Provided text.
Air pollution shortens lives on greater scale than war, tobacco and AIDS

Air pollution is responsible for shortening people’s lives worldwide on a scale far greater than wars, violence, tobacco and diseases such as HIV and Aids, according to a study published today (March 2) in the journal Cardiovascular Research. 

The researchers from the European Society of Cardiology have estimated that globally, air pollution causes an extra 8.8 million premature deaths each year. 

In order to estimate these figures, the researchers looked at exposure data from a model that simulates atmospheric chemical processes from natural and human-made sources of pollution. 

The researchers then applied this data to a new model of global exposure and death rates, and to data from the Global Burden of Disease. They then estimated the death rates and loss of life expectancy from different causes of air pollution compared to other causes of premature deaths around the world. 

The researchers estimated that air pollution reduces average life expectancy for all people worldwide by three years. 

In comparison, tobacco shortens life expectancy by 2.2 years, HIV and Aids by 0.7 years and violence and deaths in wars by 0.3 years. 

The researchers also looked at the effect of air pollution on various categories of disease, they found the cardiovascular disease is responsible for the greatest proportion of shortened lives from air pollution, contributing to 43% of the loss in life expectancy worldwide. 

The researchers have estimated that if air pollution was reduced by removing fossil fuel emissions, the average life expectancy worldwide would increase by over a year. 

Prof Thomas Münzel said: ‘Since the impact of air polliution on public health is overall much larger than expected, and is a worldwide phenomenon, we believe our results show there is an air pollution pandemic.

‘Both air pollution and smoking are preventable, but over the past decades, much less attention has been paid to air pollution than to smoking, especially among cardiologists.

‘It is important that policy-makers and the medical community realise that air pollution is an important risk factor for heart and blood vessel disease.

‘It should be included as a risk factor, along with smoking, diabetes and high blood pressure and cholesterol.’

Exercise requirements.
1 > List every cause for which the air pollution article gives a reduction in average life expectancy, along with the number of years it states for each.
2 > Answer these questions from the air pollution article:
(a) In which journal was the study published?
(b) How many extra premature deaths does air pollution cause globally each year, according to the researchers?
(c) What share of the worldwide loss in life expectancy from air pollution comes from cardiovascular disease?
3 > Echo the part of the air pollution article between "The researchers have" and "especially among cardiologists.", inclusive.

Dataset extract.
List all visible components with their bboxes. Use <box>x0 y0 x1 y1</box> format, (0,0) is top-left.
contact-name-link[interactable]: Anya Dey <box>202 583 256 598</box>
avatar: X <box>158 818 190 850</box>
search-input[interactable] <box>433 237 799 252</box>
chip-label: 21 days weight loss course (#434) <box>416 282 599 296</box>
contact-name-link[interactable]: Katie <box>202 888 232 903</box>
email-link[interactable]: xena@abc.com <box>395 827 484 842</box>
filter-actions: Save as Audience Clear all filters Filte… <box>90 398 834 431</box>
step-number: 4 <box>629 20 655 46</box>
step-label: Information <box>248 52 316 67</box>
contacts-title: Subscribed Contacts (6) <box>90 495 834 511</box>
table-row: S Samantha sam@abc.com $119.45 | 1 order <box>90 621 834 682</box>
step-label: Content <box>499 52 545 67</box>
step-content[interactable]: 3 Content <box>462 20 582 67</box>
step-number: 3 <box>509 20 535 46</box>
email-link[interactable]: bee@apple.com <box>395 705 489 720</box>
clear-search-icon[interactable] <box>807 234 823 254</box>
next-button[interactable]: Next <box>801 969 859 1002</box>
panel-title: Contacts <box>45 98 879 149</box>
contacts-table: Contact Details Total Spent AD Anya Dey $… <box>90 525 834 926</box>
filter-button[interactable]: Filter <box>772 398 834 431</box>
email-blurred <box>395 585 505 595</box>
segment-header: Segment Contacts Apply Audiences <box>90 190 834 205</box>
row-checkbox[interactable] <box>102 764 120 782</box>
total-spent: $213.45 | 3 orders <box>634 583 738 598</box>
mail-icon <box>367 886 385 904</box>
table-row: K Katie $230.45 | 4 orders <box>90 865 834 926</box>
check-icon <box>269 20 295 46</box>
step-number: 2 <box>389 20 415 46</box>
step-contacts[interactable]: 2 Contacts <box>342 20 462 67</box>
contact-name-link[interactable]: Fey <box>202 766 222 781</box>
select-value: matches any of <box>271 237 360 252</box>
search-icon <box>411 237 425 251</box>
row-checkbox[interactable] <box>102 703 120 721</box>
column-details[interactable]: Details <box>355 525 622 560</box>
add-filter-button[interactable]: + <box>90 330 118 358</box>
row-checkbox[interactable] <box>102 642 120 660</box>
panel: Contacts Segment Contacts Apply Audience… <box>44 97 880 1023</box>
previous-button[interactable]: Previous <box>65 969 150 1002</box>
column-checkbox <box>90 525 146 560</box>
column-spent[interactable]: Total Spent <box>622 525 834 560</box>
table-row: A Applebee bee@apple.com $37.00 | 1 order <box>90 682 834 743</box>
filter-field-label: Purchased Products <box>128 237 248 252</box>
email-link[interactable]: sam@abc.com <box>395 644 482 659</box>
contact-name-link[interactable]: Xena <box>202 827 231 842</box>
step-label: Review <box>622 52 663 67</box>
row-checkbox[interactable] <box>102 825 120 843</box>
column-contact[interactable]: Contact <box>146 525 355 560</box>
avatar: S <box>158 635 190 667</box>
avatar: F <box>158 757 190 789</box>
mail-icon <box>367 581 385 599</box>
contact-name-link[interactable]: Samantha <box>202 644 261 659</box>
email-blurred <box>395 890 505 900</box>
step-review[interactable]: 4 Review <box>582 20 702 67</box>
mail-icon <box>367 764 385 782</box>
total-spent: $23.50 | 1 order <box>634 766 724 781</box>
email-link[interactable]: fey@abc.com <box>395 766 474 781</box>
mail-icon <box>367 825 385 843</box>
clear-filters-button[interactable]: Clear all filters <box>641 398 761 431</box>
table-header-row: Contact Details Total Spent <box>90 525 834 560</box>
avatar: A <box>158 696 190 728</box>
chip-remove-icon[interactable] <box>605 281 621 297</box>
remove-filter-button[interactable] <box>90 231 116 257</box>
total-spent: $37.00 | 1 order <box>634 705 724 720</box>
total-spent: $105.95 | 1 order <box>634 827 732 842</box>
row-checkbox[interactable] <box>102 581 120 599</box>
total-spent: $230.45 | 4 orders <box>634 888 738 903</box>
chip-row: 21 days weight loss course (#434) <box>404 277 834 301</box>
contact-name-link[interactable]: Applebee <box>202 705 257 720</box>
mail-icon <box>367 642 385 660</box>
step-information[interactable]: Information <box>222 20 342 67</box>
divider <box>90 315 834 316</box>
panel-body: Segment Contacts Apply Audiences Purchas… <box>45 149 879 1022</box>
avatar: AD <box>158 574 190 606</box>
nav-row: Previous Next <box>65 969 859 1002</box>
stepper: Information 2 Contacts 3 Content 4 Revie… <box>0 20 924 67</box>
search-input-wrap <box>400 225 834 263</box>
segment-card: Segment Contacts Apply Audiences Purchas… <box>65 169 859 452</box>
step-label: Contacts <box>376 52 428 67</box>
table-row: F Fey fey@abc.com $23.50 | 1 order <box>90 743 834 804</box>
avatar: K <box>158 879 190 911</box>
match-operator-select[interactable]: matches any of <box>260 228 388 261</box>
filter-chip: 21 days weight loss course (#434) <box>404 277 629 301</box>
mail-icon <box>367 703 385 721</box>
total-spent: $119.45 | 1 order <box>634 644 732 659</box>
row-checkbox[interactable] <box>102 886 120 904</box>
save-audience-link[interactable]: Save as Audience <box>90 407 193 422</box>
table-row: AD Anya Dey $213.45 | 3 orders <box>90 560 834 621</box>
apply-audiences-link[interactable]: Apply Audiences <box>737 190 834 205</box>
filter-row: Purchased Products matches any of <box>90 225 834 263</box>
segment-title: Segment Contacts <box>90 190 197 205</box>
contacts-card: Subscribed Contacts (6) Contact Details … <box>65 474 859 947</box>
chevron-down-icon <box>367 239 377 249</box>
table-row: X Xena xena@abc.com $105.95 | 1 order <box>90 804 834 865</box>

Your responses.
1 >
- Air pollution: three years
- Tobacco: 2.2 years
- HIV and Aids: 0.7 years
- Violence and deaths in wars: 0.3 years

2 >
(a) Cardiovascular Research
(b) 8.8 million
(c) 43%

3 >
The researchers have estimated that if air pollution was reduced by removing fossil fuel emissions, the average life expectancy worldwide would increase by over a year. 

Prof Thomas Münzel said: ‘Since the impact of air polliution on public health is overall much larger than expected, and is a worldwide phenomenon, we believe our results show there is an air pollution pandemic.

‘Both air pollution and smoking are preventable, but over the past decades, much less attention has been paid to air pollution than to smoking, especially among cardiologists.